• [Exercise details]: Write out the entire listing below exactly, with the pictures left out.
· · · · · · ·
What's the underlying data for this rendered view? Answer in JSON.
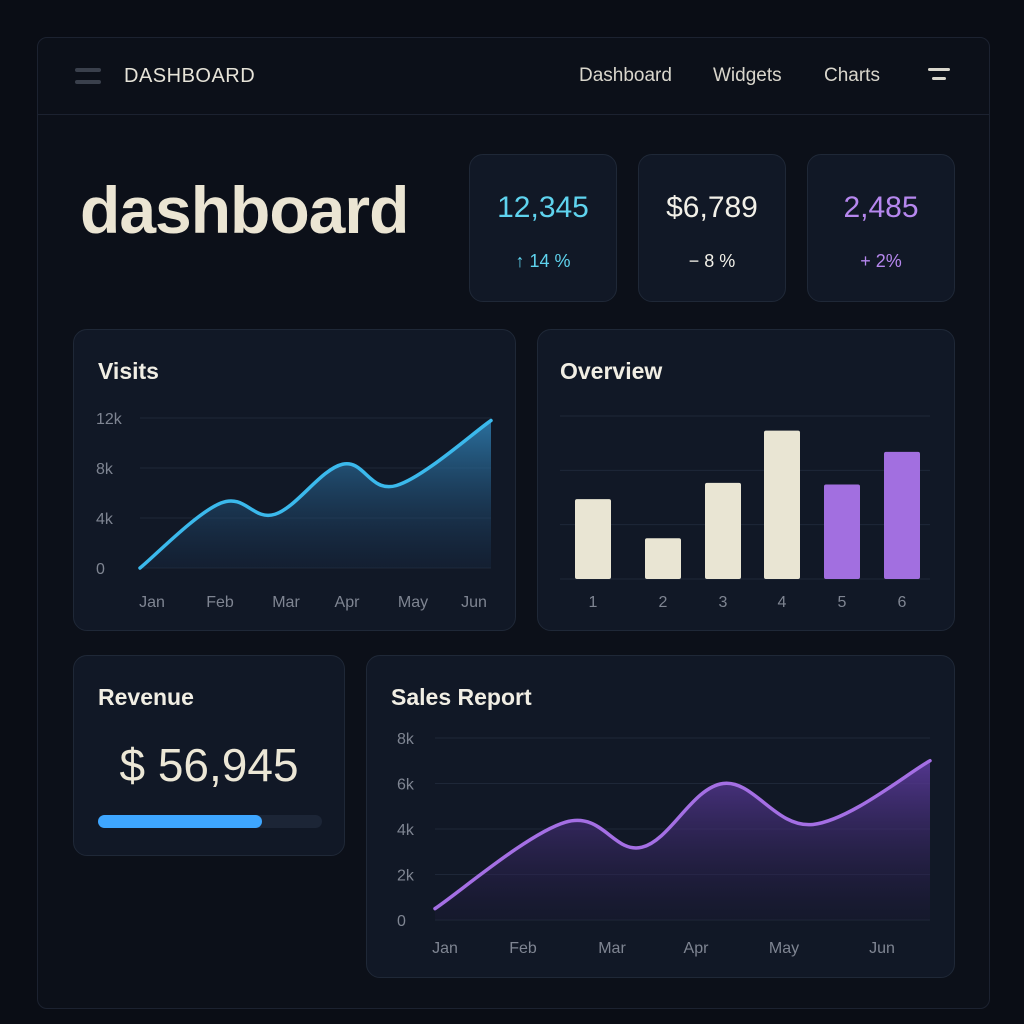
{
  "header": {
    "app_title": "DASHBOARD",
    "nav": [
      "Dashboard",
      "Widgets",
      "Charts"
    ]
  },
  "page": {
    "title": "dashboard"
  },
  "stats": [
    {
      "value": "12,345",
      "delta": "↑ 14 %",
      "color": "#5fd3ee"
    },
    {
      "value": "$6,789",
      "delta": "− 8 %",
      "color": "#f2f0e8"
    },
    {
      "value": "2,485",
      "delta": "+ 2%",
      "color": "#b687ee"
    }
  ],
  "revenue": {
    "title": "Revenue",
    "value": "$ 56,945",
    "progress": 0.73,
    "color": "#3ea6ff"
  },
  "chart_data": [
    {
      "id": "visits",
      "type": "area",
      "title": "Visits",
      "categories": [
        "Jan",
        "Feb",
        "Mar",
        "Apr",
        "May",
        "Jun"
      ],
      "x": [
        0,
        1.2,
        2.0,
        3.0,
        3.8,
        5.2
      ],
      "values": [
        0,
        5200,
        4300,
        8300,
        6600,
        11800
      ],
      "yticks": [
        "12k",
        "8k",
        "4k",
        "0"
      ],
      "ylim": [
        0,
        12000
      ],
      "color": "#3bb9ec"
    },
    {
      "id": "overview",
      "type": "bar",
      "title": "Overview",
      "categories": [
        "1",
        "2",
        "3",
        "4",
        "5",
        "6"
      ],
      "values": [
        4.9,
        2.5,
        5.9,
        9.1,
        5.8,
        7.8
      ],
      "ylim": [
        0,
        10
      ],
      "colors": [
        "#e9e5d3",
        "#e9e5d3",
        "#e9e5d3",
        "#e9e5d3",
        "#a26fe0",
        "#a26fe0"
      ]
    },
    {
      "id": "sales",
      "type": "area",
      "title": "Sales Report",
      "categories": [
        "Jan",
        "Feb",
        "Mar",
        "Apr",
        "May",
        "Jun"
      ],
      "x": [
        0,
        1.45,
        2.3,
        3.2,
        4.2,
        5.5
      ],
      "values": [
        500,
        4300,
        3200,
        6000,
        4200,
        7000
      ],
      "yticks": [
        "8k",
        "6k",
        "4k",
        "2k",
        "0"
      ],
      "ylim": [
        0,
        8000
      ],
      "color": "#a46fe4"
    }
  ]
}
· · · · · · ·
• [Solution]:
What's the underlying data for this rendered view? Answer in JSON.
{
  "header": {
    "app_title": "DASHBOARD",
    "nav": [
      "Dashboard",
      "Widgets",
      "Charts"
    ]
  },
  "page": {
    "title": "dashboard"
  },
  "stats": [
    {
      "value": "12,345",
      "delta": "↑ 14 %",
      "color": "#5fd3ee"
    },
    {
      "value": "$6,789",
      "delta": "− 8 %",
      "color": "#f2f0e8"
    },
    {
      "value": "2,485",
      "delta": "+ 2%",
      "color": "#b687ee"
    }
  ],
  "revenue": {
    "title": "Revenue",
    "value": "$ 56,945",
    "progress": 0.73,
    "color": "#3ea6ff"
  },
  "chart_data": [
    {
      "id": "visits",
      "type": "area",
      "title": "Visits",
      "categories": [
        "Jan",
        "Feb",
        "Mar",
        "Apr",
        "May",
        "Jun"
      ],
      "x": [
        0,
        1.2,
        2.0,
        3.0,
        3.8,
        5.2
      ],
      "values": [
        0,
        5200,
        4300,
        8300,
        6600,
        11800
      ],
      "yticks": [
        "12k",
        "8k",
        "4k",
        "0"
      ],
      "ylim": [
        0,
        12000
      ],
      "color": "#3bb9ec"
    },
    {
      "id": "overview",
      "type": "bar",
      "title": "Overview",
      "categories": [
        "1",
        "2",
        "3",
        "4",
        "5",
        "6"
      ],
      "values": [
        4.9,
        2.5,
        5.9,
        9.1,
        5.8,
        7.8
      ],
      "ylim": [
        0,
        10
      ],
      "colors": [
        "#e9e5d3",
        "#e9e5d3",
        "#e9e5d3",
        "#e9e5d3",
        "#a26fe0",
        "#a26fe0"
      ]
    },
    {
      "id": "sales",
      "type": "area",
      "title": "Sales Report",
      "categories": [
        "Jan",
        "Feb",
        "Mar",
        "Apr",
        "May",
        "Jun"
      ],
      "x": [
        0,
        1.45,
        2.3,
        3.2,
        4.2,
        5.5
      ],
      "values": [
        500,
        4300,
        3200,
        6000,
        4200,
        7000
      ],
      "yticks": [
        "8k",
        "6k",
        "4k",
        "2k",
        "0"
      ],
      "ylim": [
        0,
        8000
      ],
      "color": "#a46fe4"
    }
  ]
}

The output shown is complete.